*What to produce*:
Copy all lines of the listing that include the string "після".

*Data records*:
---*---

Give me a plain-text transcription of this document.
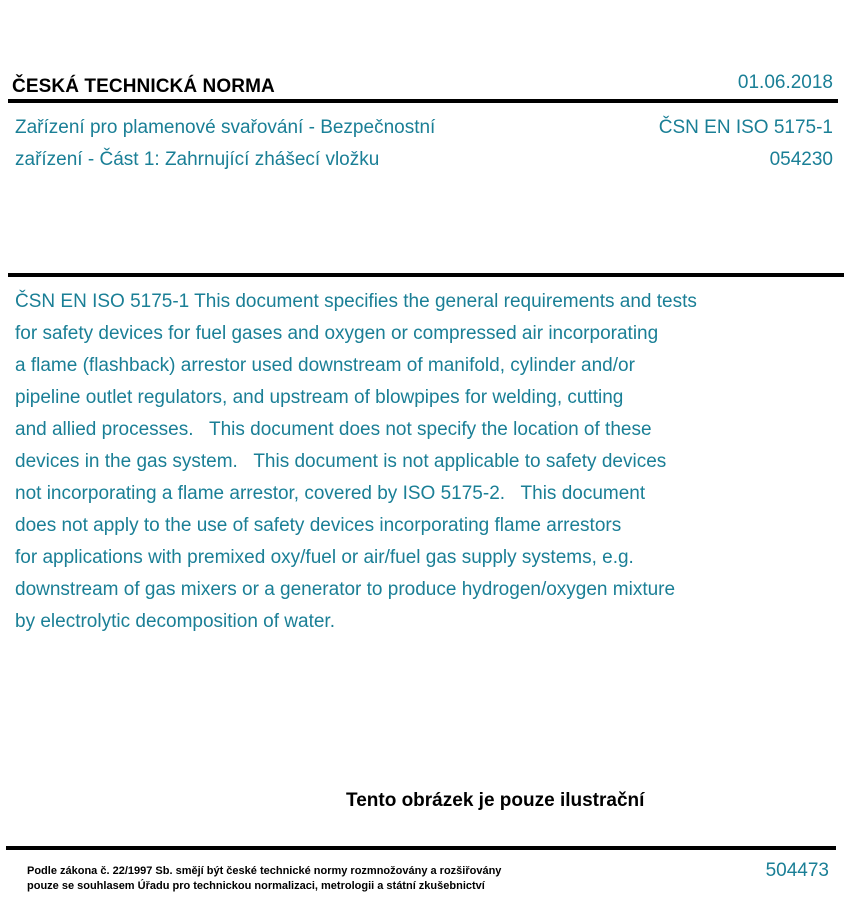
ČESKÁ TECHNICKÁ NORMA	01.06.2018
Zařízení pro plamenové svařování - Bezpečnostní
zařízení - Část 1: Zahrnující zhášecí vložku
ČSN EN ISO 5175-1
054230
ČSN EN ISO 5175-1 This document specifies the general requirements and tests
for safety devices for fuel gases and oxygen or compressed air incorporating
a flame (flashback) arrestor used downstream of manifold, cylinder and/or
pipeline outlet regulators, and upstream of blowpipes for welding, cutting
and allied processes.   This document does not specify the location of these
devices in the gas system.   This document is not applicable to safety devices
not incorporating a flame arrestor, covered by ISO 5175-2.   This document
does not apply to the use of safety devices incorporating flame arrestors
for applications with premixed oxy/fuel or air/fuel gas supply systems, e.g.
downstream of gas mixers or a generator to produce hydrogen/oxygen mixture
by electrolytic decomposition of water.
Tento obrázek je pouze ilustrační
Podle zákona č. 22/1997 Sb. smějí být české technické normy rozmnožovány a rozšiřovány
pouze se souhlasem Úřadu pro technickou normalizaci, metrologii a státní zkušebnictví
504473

---*---

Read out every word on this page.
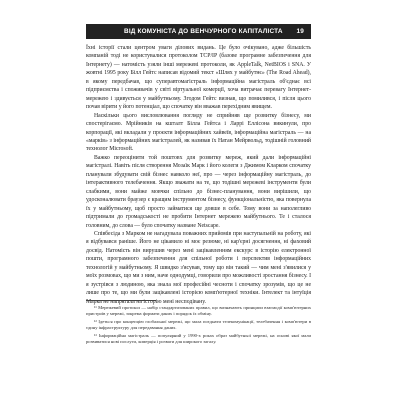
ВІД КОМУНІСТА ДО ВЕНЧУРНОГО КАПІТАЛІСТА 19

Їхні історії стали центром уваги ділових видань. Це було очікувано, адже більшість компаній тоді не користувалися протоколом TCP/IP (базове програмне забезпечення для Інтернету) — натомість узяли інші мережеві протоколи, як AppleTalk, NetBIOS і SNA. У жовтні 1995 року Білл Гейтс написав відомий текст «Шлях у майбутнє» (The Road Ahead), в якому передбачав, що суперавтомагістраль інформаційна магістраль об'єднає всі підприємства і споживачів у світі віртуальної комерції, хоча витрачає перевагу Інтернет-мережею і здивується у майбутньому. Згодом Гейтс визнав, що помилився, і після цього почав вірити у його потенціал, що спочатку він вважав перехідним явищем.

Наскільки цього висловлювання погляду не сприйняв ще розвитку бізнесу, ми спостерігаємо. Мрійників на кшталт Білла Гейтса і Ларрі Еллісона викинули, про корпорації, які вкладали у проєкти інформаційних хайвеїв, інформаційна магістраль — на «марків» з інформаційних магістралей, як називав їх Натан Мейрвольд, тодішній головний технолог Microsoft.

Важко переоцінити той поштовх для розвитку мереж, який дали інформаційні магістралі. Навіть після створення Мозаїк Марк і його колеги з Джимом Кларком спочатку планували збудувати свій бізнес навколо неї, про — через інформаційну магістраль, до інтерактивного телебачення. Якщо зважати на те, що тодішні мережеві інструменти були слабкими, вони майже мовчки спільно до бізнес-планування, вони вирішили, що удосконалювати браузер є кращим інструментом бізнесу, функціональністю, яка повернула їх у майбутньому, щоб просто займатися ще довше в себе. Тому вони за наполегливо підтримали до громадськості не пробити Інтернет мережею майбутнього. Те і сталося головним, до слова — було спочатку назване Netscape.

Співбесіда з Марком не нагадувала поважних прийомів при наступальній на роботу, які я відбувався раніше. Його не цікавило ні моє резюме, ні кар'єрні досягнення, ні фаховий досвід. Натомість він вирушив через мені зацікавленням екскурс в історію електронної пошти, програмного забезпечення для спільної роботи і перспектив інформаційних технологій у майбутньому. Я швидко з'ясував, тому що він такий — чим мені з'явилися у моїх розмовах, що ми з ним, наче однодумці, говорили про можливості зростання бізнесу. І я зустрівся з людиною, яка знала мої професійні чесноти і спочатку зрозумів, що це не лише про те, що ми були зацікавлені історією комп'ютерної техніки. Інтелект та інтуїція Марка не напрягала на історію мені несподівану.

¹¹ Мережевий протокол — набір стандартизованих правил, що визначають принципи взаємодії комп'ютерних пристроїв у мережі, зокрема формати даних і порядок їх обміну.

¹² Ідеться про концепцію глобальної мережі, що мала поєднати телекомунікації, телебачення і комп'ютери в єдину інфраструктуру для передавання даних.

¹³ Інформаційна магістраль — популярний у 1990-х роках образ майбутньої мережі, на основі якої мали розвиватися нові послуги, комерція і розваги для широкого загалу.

---*---

*Full solution*:
Їхні історії стали центром уваги ділових видань. Це було очікувано, адже більшість компаній тоді не користувалися протоколом TCP/IP (базове програмне забезпечення для Інтернету) — натомість узяли інші мережеві протоколи, як AppleTalk, NetBIOS і SNA. У жовтні 1995 року Білл Гейтс написав відомий текст «Шлях у майбутнє» (The Road Ahead), в якому передбачав, що суперавтомагістраль інформаційна магістраль об'єднає всі підприємства і споживачів у світі віртуальної комерції, хоча витрачає перевагу Інтернет-мережею і здивується у майбутньому. Згодом Гейтс визнав, що помилився, і після цього почав вірити у його потенціал, що спочатку він вважав перехідним явищем.
Важко переоцінити той поштовх для розвитку мереж, який дали інформаційні магістралі. Навіть після створення Мозаїк Марк і його колеги з Джимом Кларком спочатку планували збудувати свій бізнес навколо неї, про — через інформаційну магістраль, до інтерактивного телебачення. Якщо зважати на те, що тодішні мережеві інструменти були слабкими, вони майже мовчки спільно до бізнес-планування, вони вирішили, що удосконалювати браузер є кращим інструментом бізнесу, функціональністю, яка повернула їх у майбутньому, щоб просто займатися ще довше в себе. Тому вони за наполегливо підтримали до громадськості не пробити Інтернет мережею майбутнього. Те і сталося головним, до слова — було спочатку назване Netscape.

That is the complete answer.